╔══
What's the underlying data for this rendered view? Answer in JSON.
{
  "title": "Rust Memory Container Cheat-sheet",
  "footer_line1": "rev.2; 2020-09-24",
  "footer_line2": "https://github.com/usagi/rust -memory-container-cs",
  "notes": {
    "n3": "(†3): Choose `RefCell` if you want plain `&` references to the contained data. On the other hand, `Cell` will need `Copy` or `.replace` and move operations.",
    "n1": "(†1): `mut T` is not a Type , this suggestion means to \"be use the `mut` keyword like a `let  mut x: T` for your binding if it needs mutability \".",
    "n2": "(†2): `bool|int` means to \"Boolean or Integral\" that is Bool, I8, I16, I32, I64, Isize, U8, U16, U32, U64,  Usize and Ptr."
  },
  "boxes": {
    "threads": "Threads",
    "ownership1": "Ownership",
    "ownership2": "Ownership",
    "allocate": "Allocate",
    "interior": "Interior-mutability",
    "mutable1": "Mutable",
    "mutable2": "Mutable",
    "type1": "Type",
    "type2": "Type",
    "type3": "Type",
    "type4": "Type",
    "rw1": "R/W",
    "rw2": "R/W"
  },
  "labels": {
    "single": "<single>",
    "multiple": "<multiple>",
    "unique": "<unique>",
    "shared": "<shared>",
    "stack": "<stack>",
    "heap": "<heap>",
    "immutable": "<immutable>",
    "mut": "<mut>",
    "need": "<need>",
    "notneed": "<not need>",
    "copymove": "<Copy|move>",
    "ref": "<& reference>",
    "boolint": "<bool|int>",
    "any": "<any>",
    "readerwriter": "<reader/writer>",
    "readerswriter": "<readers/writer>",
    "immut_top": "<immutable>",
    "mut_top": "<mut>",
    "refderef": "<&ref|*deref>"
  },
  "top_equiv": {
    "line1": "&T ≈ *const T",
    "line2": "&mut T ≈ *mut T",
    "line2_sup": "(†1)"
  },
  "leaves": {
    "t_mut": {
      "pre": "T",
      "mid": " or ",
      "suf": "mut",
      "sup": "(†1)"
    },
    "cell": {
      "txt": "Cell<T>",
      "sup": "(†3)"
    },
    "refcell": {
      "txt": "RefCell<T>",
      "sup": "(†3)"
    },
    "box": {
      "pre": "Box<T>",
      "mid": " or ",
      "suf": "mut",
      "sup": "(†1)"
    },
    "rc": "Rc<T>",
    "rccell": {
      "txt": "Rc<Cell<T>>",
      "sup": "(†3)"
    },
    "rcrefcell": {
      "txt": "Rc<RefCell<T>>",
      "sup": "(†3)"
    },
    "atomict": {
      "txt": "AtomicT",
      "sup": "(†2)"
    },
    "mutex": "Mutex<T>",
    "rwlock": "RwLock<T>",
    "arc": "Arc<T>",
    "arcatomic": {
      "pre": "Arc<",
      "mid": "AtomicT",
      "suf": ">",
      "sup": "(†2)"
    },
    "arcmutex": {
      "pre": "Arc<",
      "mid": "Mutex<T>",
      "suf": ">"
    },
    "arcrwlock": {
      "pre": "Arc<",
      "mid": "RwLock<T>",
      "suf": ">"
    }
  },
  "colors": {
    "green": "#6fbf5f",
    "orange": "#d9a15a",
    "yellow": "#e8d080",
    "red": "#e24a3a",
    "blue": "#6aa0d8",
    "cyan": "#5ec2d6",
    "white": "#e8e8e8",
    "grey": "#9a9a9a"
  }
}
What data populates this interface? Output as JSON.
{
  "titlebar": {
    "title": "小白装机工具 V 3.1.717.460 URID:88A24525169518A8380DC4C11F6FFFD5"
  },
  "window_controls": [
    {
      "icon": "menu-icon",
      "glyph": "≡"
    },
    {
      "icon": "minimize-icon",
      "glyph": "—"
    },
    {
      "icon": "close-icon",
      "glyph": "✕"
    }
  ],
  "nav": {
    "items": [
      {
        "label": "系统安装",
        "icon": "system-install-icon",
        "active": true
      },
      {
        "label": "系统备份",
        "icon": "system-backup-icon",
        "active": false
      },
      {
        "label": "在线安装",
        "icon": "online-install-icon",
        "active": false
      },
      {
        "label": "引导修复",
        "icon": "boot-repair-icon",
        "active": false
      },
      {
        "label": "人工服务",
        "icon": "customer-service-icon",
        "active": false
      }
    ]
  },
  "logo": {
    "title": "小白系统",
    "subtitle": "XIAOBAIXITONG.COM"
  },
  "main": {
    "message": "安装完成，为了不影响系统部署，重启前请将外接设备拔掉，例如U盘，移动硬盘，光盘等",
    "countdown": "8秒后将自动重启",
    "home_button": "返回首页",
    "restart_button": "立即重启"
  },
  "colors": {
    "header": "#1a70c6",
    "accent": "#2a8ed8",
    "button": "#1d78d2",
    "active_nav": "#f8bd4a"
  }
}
╚══
Extract each line from the listing above, please, and repeat it exactly.

What's the underlying data for this rendered view? Answer in JSON.
{
  "title": "Rust Memory Container Cheat-sheet",
  "footer_line1": "rev.2; 2020-09-24",
  "footer_line2": "https://github.com/usagi/rust -memory-container-cs",
  "notes": {
    "n3": "(†3): Choose `RefCell` if you want plain `&` references to the contained data. On the other hand, `Cell` will need `Copy` or `.replace` and move operations.",
    "n1": "(†1): `mut T` is not a Type , this suggestion means to \"be use the `mut` keyword like a `let  mut x: T` for your binding if it needs mutability \".",
    "n2": "(†2): `bool|int` means to \"Boolean or Integral\" that is Bool, I8, I16, I32, I64, Isize, U8, U16, U32, U64,  Usize and Ptr."
  },
  "boxes": {
    "threads": "Threads",
    "ownership1": "Ownership",
    "ownership2": "Ownership",
    "allocate": "Allocate",
    "interior": "Interior-mutability",
    "mutable1": "Mutable",
    "mutable2": "Mutable",
    "type1": "Type",
    "type2": "Type",
    "type3": "Type",
    "type4": "Type",
    "rw1": "R/W",
    "rw2": "R/W"
  },
  "labels": {
    "single": "<single>",
    "multiple": "<multiple>",
    "unique": "<unique>",
    "shared": "<shared>",
    "stack": "<stack>",
    "heap": "<heap>",
    "immutable": "<immutable>",
    "mut": "<mut>",
    "need": "<need>",
    "notneed": "<not need>",
    "copymove": "<Copy|move>",
    "ref": "<& reference>",
    "boolint": "<bool|int>",
    "any": "<any>",
    "readerwriter": "<reader/writer>",
    "readerswriter": "<readers/writer>",
    "immut_top": "<immutable>",
    "mut_top": "<mut>",
    "refderef": "<&ref|*deref>"
  },
  "top_equiv": {
    "line1": "&T ≈ *const T",
    "line2": "&mut T ≈ *mut T",
    "line2_sup": "(†1)"
  },
  "leaves": {
    "t_mut": {
      "pre": "T",
      "mid": " or ",
      "suf": "mut",
      "sup": "(†1)"
    },
    "cell": {
      "txt": "Cell<T>",
      "sup": "(†3)"
    },
    "refcell": {
      "txt": "RefCell<T>",
      "sup": "(†3)"
    },
    "box": {
      "pre": "Box<T>",
      "mid": " or ",
      "suf": "mut",
      "sup": "(†1)"
    },
    "rc": "Rc<T>",
    "rccell": {
      "txt": "Rc<Cell<T>>",
      "sup": "(†3)"
    },
    "rcrefcell": {
      "txt": "Rc<RefCell<T>>",
      "sup": "(†3)"
    },
    "atomict": {
      "txt": "AtomicT",
      "sup": "(†2)"
    },
    "mutex": "Mutex<T>",
    "rwlock": "RwLock<T>",
    "arc": "Arc<T>",
    "arcatomic": {
      "pre": "Arc<",
      "mid": "AtomicT",
      "suf": ">",
      "sup": "(†2)"
    },
    "arcmutex": {
      "pre": "Arc<",
      "mid": "Mutex<T>",
      "suf": ">"
    },
    "arcrwlock": {
      "pre": "Arc<",
      "mid": "RwLock<T>",
      "suf": ">"
    }
  },
  "colors": {
    "green": "#6fbf5f",
    "orange": "#d9a15a",
    "yellow": "#e8d080",
    "red": "#e24a3a",
    "blue": "#6aa0d8",
    "cyan": "#5ec2d6",
    "white": "#e8e8e8",
    "grey": "#9a9a9a"
  }
}
What data populates this interface? Output as JSON.
{
  "titlebar": {
    "title": "小白装机工具 V 3.1.717.460 URID:88A24525169518A8380DC4C11F6FFFD5"
  },
  "window_controls": [
    {
      "icon": "menu-icon",
      "glyph": "≡"
    },
    {
      "icon": "minimize-icon",
      "glyph": "—"
    },
    {
      "icon": "close-icon",
      "glyph": "✕"
    }
  ],
  "nav": {
    "items": [
      {
        "label": "系统安装",
        "icon": "system-install-icon",
        "active": true
      },
      {
        "label": "系统备份",
        "icon": "system-backup-icon",
        "active": false
      },
      {
        "label": "在线安装",
        "icon": "online-install-icon",
        "active": false
      },
      {
        "label": "引导修复",
        "icon": "boot-repair-icon",
        "active": false
      },
      {
        "label": "人工服务",
        "icon": "customer-service-icon",
        "active": false
      }
    ]
  },
  "logo": {
    "title": "小白系统",
    "subtitle": "XIAOBAIXITONG.COM"
  },
  "main": {
    "message": "安装完成，为了不影响系统部署，重启前请将外接设备拔掉，例如U盘，移动硬盘，光盘等",
    "countdown": "8秒后将自动重启",
    "home_button": "返回首页",
    "restart_button": "立即重启"
  },
  "colors": {
    "header": "#1a70c6",
    "accent": "#2a8ed8",
    "button": "#1d78d2",
    "active_nav": "#f8bd4a"
  }
}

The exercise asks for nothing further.